Structured figure records
● ● ● ●
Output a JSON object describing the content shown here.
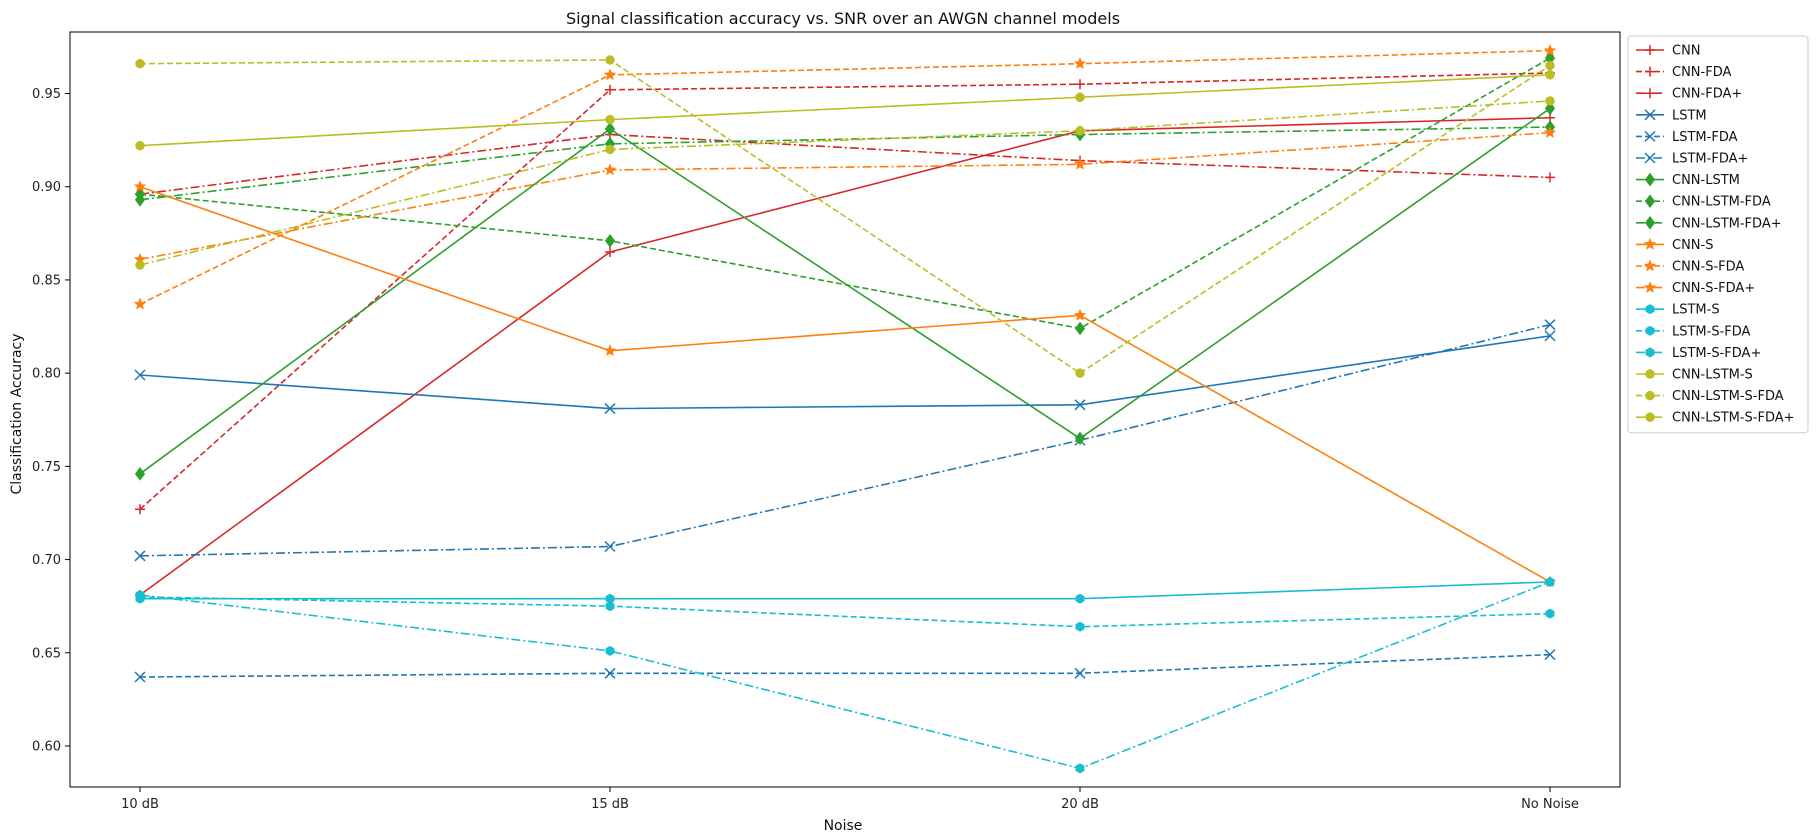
{
  "chart_data": {
    "type": "line",
    "title": "Signal classification accuracy vs. SNR over an AWGN channel models",
    "xlabel": "Noise",
    "ylabel": "Classification Accuracy",
    "categories": [
      "10 dB",
      "15 dB",
      "20 dB",
      "No Noise"
    ],
    "ylim": [
      0.578,
      0.983
    ],
    "yticks": [
      0.6,
      0.65,
      0.7,
      0.75,
      0.8,
      0.85,
      0.9,
      0.95
    ],
    "ytick_labels": [
      "0.60",
      "0.65",
      "0.70",
      "0.75",
      "0.80",
      "0.85",
      "0.90",
      "0.95"
    ],
    "grid": false,
    "legend_position": "outside-top-right",
    "series": [
      {
        "name": "CNN",
        "color": "#d62728",
        "dash": "solid",
        "marker": "plus",
        "values": [
          0.681,
          0.865,
          0.93,
          0.937
        ]
      },
      {
        "name": "CNN-FDA",
        "color": "#d62728",
        "dash": "dashed",
        "marker": "plus",
        "values": [
          0.727,
          0.952,
          0.955,
          0.961
        ]
      },
      {
        "name": "CNN-FDA+",
        "color": "#d62728",
        "dash": "dashdot",
        "marker": "plus",
        "values": [
          0.896,
          0.928,
          0.914,
          0.905
        ]
      },
      {
        "name": "LSTM",
        "color": "#1f77b4",
        "dash": "solid",
        "marker": "x",
        "values": [
          0.799,
          0.781,
          0.783,
          0.82
        ]
      },
      {
        "name": "LSTM-FDA",
        "color": "#1f77b4",
        "dash": "dashed",
        "marker": "x",
        "values": [
          0.637,
          0.639,
          0.639,
          0.649
        ]
      },
      {
        "name": "LSTM-FDA+",
        "color": "#1f77b4",
        "dash": "dashdot",
        "marker": "x",
        "values": [
          0.702,
          0.707,
          0.764,
          0.826
        ]
      },
      {
        "name": "CNN-LSTM",
        "color": "#2ca02c",
        "dash": "solid",
        "marker": "diamond",
        "values": [
          0.746,
          0.931,
          0.765,
          0.942
        ]
      },
      {
        "name": "CNN-LSTM-FDA",
        "color": "#2ca02c",
        "dash": "dashed",
        "marker": "diamond",
        "values": [
          0.896,
          0.871,
          0.824,
          0.969
        ]
      },
      {
        "name": "CNN-LSTM-FDA+",
        "color": "#2ca02c",
        "dash": "dashdot",
        "marker": "diamond",
        "values": [
          0.893,
          0.923,
          0.928,
          0.932
        ]
      },
      {
        "name": "CNN-S",
        "color": "#ff7f0e",
        "dash": "solid",
        "marker": "star",
        "values": [
          0.9,
          0.812,
          0.831,
          0.688
        ]
      },
      {
        "name": "CNN-S-FDA",
        "color": "#ff7f0e",
        "dash": "dashed",
        "marker": "star",
        "values": [
          0.837,
          0.96,
          0.966,
          0.973
        ]
      },
      {
        "name": "CNN-S-FDA+",
        "color": "#ff7f0e",
        "dash": "dashdot",
        "marker": "star",
        "values": [
          0.861,
          0.909,
          0.912,
          0.929
        ]
      },
      {
        "name": "LSTM-S",
        "color": "#17becf",
        "dash": "solid",
        "marker": "hexagon",
        "values": [
          0.679,
          0.679,
          0.679,
          0.688
        ]
      },
      {
        "name": "LSTM-S-FDA",
        "color": "#17becf",
        "dash": "dashed",
        "marker": "hexagon",
        "values": [
          0.68,
          0.675,
          0.664,
          0.671
        ]
      },
      {
        "name": "LSTM-S-FDA+",
        "color": "#17becf",
        "dash": "dashdot",
        "marker": "hexagon",
        "values": [
          0.681,
          0.651,
          0.588,
          0.688
        ]
      },
      {
        "name": "CNN-LSTM-S",
        "color": "#bcbd22",
        "dash": "solid",
        "marker": "circle",
        "values": [
          0.922,
          0.936,
          0.948,
          0.96
        ]
      },
      {
        "name": "CNN-LSTM-S-FDA",
        "color": "#bcbd22",
        "dash": "dashed",
        "marker": "circle",
        "values": [
          0.966,
          0.968,
          0.8,
          0.965
        ]
      },
      {
        "name": "CNN-LSTM-S-FDA+",
        "color": "#bcbd22",
        "dash": "dashdot",
        "marker": "circle",
        "values": [
          0.858,
          0.92,
          0.93,
          0.946
        ]
      }
    ]
  }
}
● ● ● ●
[Objective]: Transcribe the listing in full. Omit the pictures and keep every line exact.

[Output below]:
Output a JSON object describing the content shown here.
{
  "chart_data": {
    "type": "line",
    "title": "Signal classification accuracy vs. SNR over an AWGN channel models",
    "xlabel": "Noise",
    "ylabel": "Classification Accuracy",
    "categories": [
      "10 dB",
      "15 dB",
      "20 dB",
      "No Noise"
    ],
    "ylim": [
      0.578,
      0.983
    ],
    "yticks": [
      0.6,
      0.65,
      0.7,
      0.75,
      0.8,
      0.85,
      0.9,
      0.95
    ],
    "ytick_labels": [
      "0.60",
      "0.65",
      "0.70",
      "0.75",
      "0.80",
      "0.85",
      "0.90",
      "0.95"
    ],
    "grid": false,
    "legend_position": "outside-top-right",
    "series": [
      {
        "name": "CNN",
        "color": "#d62728",
        "dash": "solid",
        "marker": "plus",
        "values": [
          0.681,
          0.865,
          0.93,
          0.937
        ]
      },
      {
        "name": "CNN-FDA",
        "color": "#d62728",
        "dash": "dashed",
        "marker": "plus",
        "values": [
          0.727,
          0.952,
          0.955,
          0.961
        ]
      },
      {
        "name": "CNN-FDA+",
        "color": "#d62728",
        "dash": "dashdot",
        "marker": "plus",
        "values": [
          0.896,
          0.928,
          0.914,
          0.905
        ]
      },
      {
        "name": "LSTM",
        "color": "#1f77b4",
        "dash": "solid",
        "marker": "x",
        "values": [
          0.799,
          0.781,
          0.783,
          0.82
        ]
      },
      {
        "name": "LSTM-FDA",
        "color": "#1f77b4",
        "dash": "dashed",
        "marker": "x",
        "values": [
          0.637,
          0.639,
          0.639,
          0.649
        ]
      },
      {
        "name": "LSTM-FDA+",
        "color": "#1f77b4",
        "dash": "dashdot",
        "marker": "x",
        "values": [
          0.702,
          0.707,
          0.764,
          0.826
        ]
      },
      {
        "name": "CNN-LSTM",
        "color": "#2ca02c",
        "dash": "solid",
        "marker": "diamond",
        "values": [
          0.746,
          0.931,
          0.765,
          0.942
        ]
      },
      {
        "name": "CNN-LSTM-FDA",
        "color": "#2ca02c",
        "dash": "dashed",
        "marker": "diamond",
        "values": [
          0.896,
          0.871,
          0.824,
          0.969
        ]
      },
      {
        "name": "CNN-LSTM-FDA+",
        "color": "#2ca02c",
        "dash": "dashdot",
        "marker": "diamond",
        "values": [
          0.893,
          0.923,
          0.928,
          0.932
        ]
      },
      {
        "name": "CNN-S",
        "color": "#ff7f0e",
        "dash": "solid",
        "marker": "star",
        "values": [
          0.9,
          0.812,
          0.831,
          0.688
        ]
      },
      {
        "name": "CNN-S-FDA",
        "color": "#ff7f0e",
        "dash": "dashed",
        "marker": "star",
        "values": [
          0.837,
          0.96,
          0.966,
          0.973
        ]
      },
      {
        "name": "CNN-S-FDA+",
        "color": "#ff7f0e",
        "dash": "dashdot",
        "marker": "star",
        "values": [
          0.861,
          0.909,
          0.912,
          0.929
        ]
      },
      {
        "name": "LSTM-S",
        "color": "#17becf",
        "dash": "solid",
        "marker": "hexagon",
        "values": [
          0.679,
          0.679,
          0.679,
          0.688
        ]
      },
      {
        "name": "LSTM-S-FDA",
        "color": "#17becf",
        "dash": "dashed",
        "marker": "hexagon",
        "values": [
          0.68,
          0.675,
          0.664,
          0.671
        ]
      },
      {
        "name": "LSTM-S-FDA+",
        "color": "#17becf",
        "dash": "dashdot",
        "marker": "hexagon",
        "values": [
          0.681,
          0.651,
          0.588,
          0.688
        ]
      },
      {
        "name": "CNN-LSTM-S",
        "color": "#bcbd22",
        "dash": "solid",
        "marker": "circle",
        "values": [
          0.922,
          0.936,
          0.948,
          0.96
        ]
      },
      {
        "name": "CNN-LSTM-S-FDA",
        "color": "#bcbd22",
        "dash": "dashed",
        "marker": "circle",
        "values": [
          0.966,
          0.968,
          0.8,
          0.965
        ]
      },
      {
        "name": "CNN-LSTM-S-FDA+",
        "color": "#bcbd22",
        "dash": "dashdot",
        "marker": "circle",
        "values": [
          0.858,
          0.92,
          0.93,
          0.946
        ]
      }
    ]
  }
}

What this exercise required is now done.